It has long been tempting to treat people as independent contractors.
Employers are not required to pay social security, unemployment insurance,
and workers' compensation insurance taxes on independent contractors.
They are also not obliged to provide independent contractors with fringe
benefits. Moreover, independent contractors are not protected by minimum-wage
and overtime requirements.
While this may sound enticing to the unsophisticated employer, the risks
of such misclassification are substantial.
Both the IRS and the Department of Labor have been cracking down on
businesses that misclassify individuals as independent contractors. And
random audits by the Department of Labor have increased in recent years.
Employers found to have misclassified workers as independent contractors
may have to pay back unemployment, workers' comp and social security
taxes, as well as the employee's share of taxes not withheld from the
paycheck. Employers may also face civil and criminal penalties and liability
for overtime.
Thus, it is critical that businesses understand how the IRS and the
Department of Labor determine whether a worker is an independent contractor.
It is not sufficient to just work out a deal with the so-called independent
contractor. If that individual files for unemployment benefits or is
hurt on the job and files for workers' compensation benefits, these agreements,
absent factual support for them, are of little value.
Independent contractors generally advertise themselves to the public,
are free to work for whomever they wish, set their own hours, and are
paid by the job (as opposed to by the hour). Independent contractors
bear a risk of losing money in doing business; employees have no such
risk. Independent contractors generally have their own workers' compensation
coverage and are not supervised on a day-to-day basis.

- EXTRACTED ENTRIES:
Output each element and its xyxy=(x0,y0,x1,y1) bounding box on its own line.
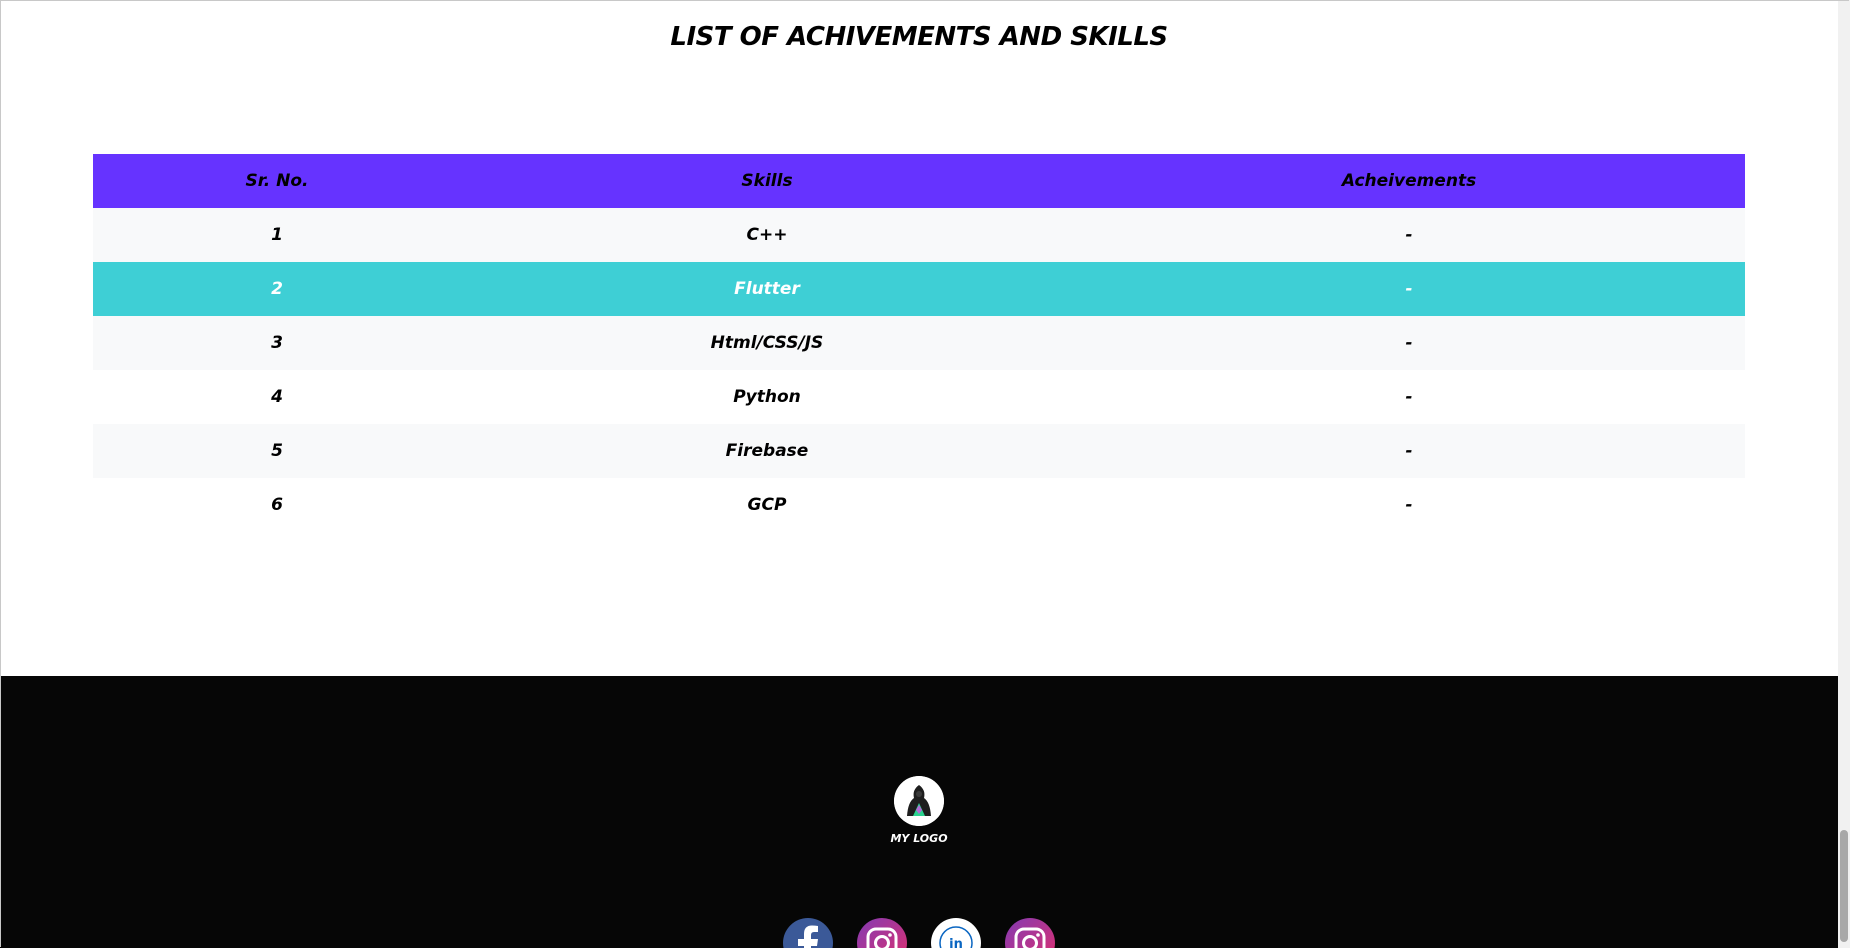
table-row[interactable]: 3 Html/CSS/JS - xyxy=(93,316,1745,370)
cell-sr: 3 xyxy=(271,333,283,353)
facebook-icon[interactable] xyxy=(783,918,833,948)
instagram-icon[interactable] xyxy=(857,918,907,948)
table-header-row: Sr. No. Skills Acheivements xyxy=(93,154,1745,208)
table-row[interactable]: 4 Python - xyxy=(93,370,1745,424)
cell-sr: 2 xyxy=(271,279,283,299)
cell-achievement: - xyxy=(1405,333,1413,353)
header-skills: Skills xyxy=(741,171,793,191)
vertical-scrollbar[interactable] xyxy=(1838,0,1850,948)
table-row[interactable]: 1 C++ - xyxy=(93,208,1745,262)
cell-achievement: - xyxy=(1405,279,1413,299)
cell-sr: 6 xyxy=(271,495,283,515)
cell-skill: GCP xyxy=(747,495,787,515)
skills-table: Sr. No. Skills Acheivements 1 C++ - 2 Fl… xyxy=(93,154,1745,532)
page-title: LIST OF ACHIVEMENTS AND SKILLS xyxy=(670,22,1168,52)
cell-sr: 4 xyxy=(271,387,283,407)
linkedin-icon[interactable]: in xyxy=(931,918,981,948)
logo-caption: MY LOGO xyxy=(890,832,948,845)
cell-achievement: - xyxy=(1405,441,1413,461)
svg-text:in: in xyxy=(949,937,963,948)
page: LIST OF ACHIVEMENTS AND SKILLS Sr. No. S… xyxy=(0,0,1850,948)
footer: MY LOGO in xyxy=(0,676,1838,948)
table-row[interactable]: 6 GCP - xyxy=(93,478,1745,532)
header-achievements: Acheivements xyxy=(1341,171,1477,191)
logo-icon[interactable] xyxy=(894,776,944,826)
cell-achievement: - xyxy=(1405,495,1413,515)
cell-sr: 1 xyxy=(271,225,283,245)
cell-skill: Flutter xyxy=(734,279,800,299)
cell-skill: Html/CSS/JS xyxy=(710,333,824,353)
cell-skill: C++ xyxy=(746,225,788,245)
cell-sr: 5 xyxy=(271,441,283,461)
scrollbar-thumb[interactable] xyxy=(1840,830,1848,942)
table-row-highlighted[interactable]: 2 Flutter - xyxy=(93,262,1745,316)
table-row[interactable]: 5 Firebase - xyxy=(93,424,1745,478)
header-sr-no: Sr. No. xyxy=(245,171,309,191)
instagram-icon[interactable] xyxy=(1005,918,1055,948)
cell-achievement: - xyxy=(1405,387,1413,407)
cell-achievement: - xyxy=(1405,225,1413,245)
cell-skill: Firebase xyxy=(725,441,809,461)
cell-skill: Python xyxy=(733,387,801,407)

- YOUR INSTRUCTIONS: Echo the passage on classifying workers as independent contractors in full, word for word.

- PROBLEM SOLUTION:
It has long been tempting to treat people as independent contractors.
Employers are not required to pay social security, unemployment insurance,
and workers' compensation insurance taxes on independent contractors.
They are also not obliged to provide independent contractors with fringe
benefits. Moreover, independent contractors are not protected by minimum-wage
and overtime requirements.
While this may sound enticing to the unsophisticated employer, the risks
of such misclassification are substantial.
Both the IRS and the Department of Labor have been cracking down on
businesses that misclassify individuals as independent contractors. And
random audits by the Department of Labor have increased in recent years.
Employers found to have misclassified workers as independent contractors
may have to pay back unemployment, workers' comp and social security
taxes, as well as the employee's share of taxes not withheld from the
paycheck. Employers may also face civil and criminal penalties and liability
for overtime.
Thus, it is critical that businesses understand how the IRS and the
Department of Labor determine whether a worker is an independent contractor.
It is not sufficient to just work out a deal with the so-called independent
contractor. If that individual files for unemployment benefits or is
hurt on the job and files for workers' compensation benefits, these agreements,
absent factual support for them, are of little value.
Independent contractors generally advertise themselves to the public,
are free to work for whomever they wish, set their own hours, and are
paid by the job (as opposed to by the hour). Independent contractors
bear a risk of losing money in doing business; employees have no such
risk. Independent contractors generally have their own workers' compensation
coverage and are not supervised on a day-to-day basis.